**Aim:**
Each record below should appear again exactly as written.

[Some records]
──────────────────────────────

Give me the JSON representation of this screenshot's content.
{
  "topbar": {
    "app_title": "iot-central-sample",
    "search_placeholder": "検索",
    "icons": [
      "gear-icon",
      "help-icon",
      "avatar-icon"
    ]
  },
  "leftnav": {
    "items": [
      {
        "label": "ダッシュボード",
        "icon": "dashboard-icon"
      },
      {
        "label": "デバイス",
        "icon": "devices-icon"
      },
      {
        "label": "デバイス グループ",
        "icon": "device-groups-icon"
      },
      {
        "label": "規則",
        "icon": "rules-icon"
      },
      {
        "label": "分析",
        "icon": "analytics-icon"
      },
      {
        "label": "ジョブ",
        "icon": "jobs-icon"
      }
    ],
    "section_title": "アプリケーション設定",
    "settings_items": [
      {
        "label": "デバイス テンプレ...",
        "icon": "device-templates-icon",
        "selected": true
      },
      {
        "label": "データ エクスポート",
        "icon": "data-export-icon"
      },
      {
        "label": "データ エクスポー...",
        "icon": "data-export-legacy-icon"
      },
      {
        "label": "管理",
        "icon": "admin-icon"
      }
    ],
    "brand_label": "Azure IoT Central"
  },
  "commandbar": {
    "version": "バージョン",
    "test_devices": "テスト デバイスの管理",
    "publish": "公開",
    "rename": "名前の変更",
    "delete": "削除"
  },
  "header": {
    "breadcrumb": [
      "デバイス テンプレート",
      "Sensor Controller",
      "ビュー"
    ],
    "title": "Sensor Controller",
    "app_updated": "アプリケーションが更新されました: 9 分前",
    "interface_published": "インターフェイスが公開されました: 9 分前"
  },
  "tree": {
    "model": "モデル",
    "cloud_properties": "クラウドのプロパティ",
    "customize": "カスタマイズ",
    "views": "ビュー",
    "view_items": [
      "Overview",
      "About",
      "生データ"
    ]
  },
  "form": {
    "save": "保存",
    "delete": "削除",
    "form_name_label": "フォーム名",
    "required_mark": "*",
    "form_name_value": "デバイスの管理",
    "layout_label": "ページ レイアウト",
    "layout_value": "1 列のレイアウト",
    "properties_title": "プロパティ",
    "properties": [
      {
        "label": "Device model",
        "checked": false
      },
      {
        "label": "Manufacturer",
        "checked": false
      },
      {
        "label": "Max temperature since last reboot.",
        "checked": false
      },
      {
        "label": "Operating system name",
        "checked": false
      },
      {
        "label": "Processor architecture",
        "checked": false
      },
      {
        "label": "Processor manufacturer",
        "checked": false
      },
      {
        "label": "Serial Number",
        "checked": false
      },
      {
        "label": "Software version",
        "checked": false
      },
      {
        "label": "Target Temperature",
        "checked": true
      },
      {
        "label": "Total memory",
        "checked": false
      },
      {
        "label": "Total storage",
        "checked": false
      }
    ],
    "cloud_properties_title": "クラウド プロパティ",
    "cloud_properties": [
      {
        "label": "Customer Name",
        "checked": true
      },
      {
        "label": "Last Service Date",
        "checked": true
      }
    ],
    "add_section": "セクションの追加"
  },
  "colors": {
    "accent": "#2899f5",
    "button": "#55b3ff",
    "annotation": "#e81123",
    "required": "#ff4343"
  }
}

──────────────────────────────

**Answer in full:**
Give me the JSON representation of this screenshot's content.
{
  "topbar": {
    "app_title": "iot-central-sample",
    "search_placeholder": "検索",
    "icons": [
      "gear-icon",
      "help-icon",
      "avatar-icon"
    ]
  },
  "leftnav": {
    "items": [
      {
        "label": "ダッシュボード",
        "icon": "dashboard-icon"
      },
      {
        "label": "デバイス",
        "icon": "devices-icon"
      },
      {
        "label": "デバイス グループ",
        "icon": "device-groups-icon"
      },
      {
        "label": "規則",
        "icon": "rules-icon"
      },
      {
        "label": "分析",
        "icon": "analytics-icon"
      },
      {
        "label": "ジョブ",
        "icon": "jobs-icon"
      }
    ],
    "section_title": "アプリケーション設定",
    "settings_items": [
      {
        "label": "デバイス テンプレ...",
        "icon": "device-templates-icon",
        "selected": true
      },
      {
        "label": "データ エクスポート",
        "icon": "data-export-icon"
      },
      {
        "label": "データ エクスポー...",
        "icon": "data-export-legacy-icon"
      },
      {
        "label": "管理",
        "icon": "admin-icon"
      }
    ],
    "brand_label": "Azure IoT Central"
  },
  "commandbar": {
    "version": "バージョン",
    "test_devices": "テスト デバイスの管理",
    "publish": "公開",
    "rename": "名前の変更",
    "delete": "削除"
  },
  "header": {
    "breadcrumb": [
      "デバイス テンプレート",
      "Sensor Controller",
      "ビュー"
    ],
    "title": "Sensor Controller",
    "app_updated": "アプリケーションが更新されました: 9 分前",
    "interface_published": "インターフェイスが公開されました: 9 分前"
  },
  "tree": {
    "model": "モデル",
    "cloud_properties": "クラウドのプロパティ",
    "customize": "カスタマイズ",
    "views": "ビュー",
    "view_items": [
      "Overview",
      "About",
      "生データ"
    ]
  },
  "form": {
    "save": "保存",
    "delete": "削除",
    "form_name_label": "フォーム名",
    "required_mark": "*",
    "form_name_value": "デバイスの管理",
    "layout_label": "ページ レイアウト",
    "layout_value": "1 列のレイアウト",
    "properties_title": "プロパティ",
    "properties": [
      {
        "label": "Device model",
        "checked": false
      },
      {
        "label": "Manufacturer",
        "checked": false
      },
      {
        "label": "Max temperature since last reboot.",
        "checked": false
      },
      {
        "label": "Operating system name",
        "checked": false
      },
      {
        "label": "Processor architecture",
        "checked": false
      },
      {
        "label": "Processor manufacturer",
        "checked": false
      },
      {
        "label": "Serial Number",
        "checked": false
      },
      {
        "label": "Software version",
        "checked": false
      },
      {
        "label": "Target Temperature",
        "checked": true
      },
      {
        "label": "Total memory",
        "checked": false
      },
      {
        "label": "Total storage",
        "checked": false
      }
    ],
    "cloud_properties_title": "クラウド プロパティ",
    "cloud_properties": [
      {
        "label": "Customer Name",
        "checked": true
      },
      {
        "label": "Last Service Date",
        "checked": true
      }
    ],
    "add_section": "セクションの追加"
  },
  "colors": {
    "accent": "#2899f5",
    "button": "#55b3ff",
    "annotation": "#e81123",
    "required": "#ff4343"
  }
}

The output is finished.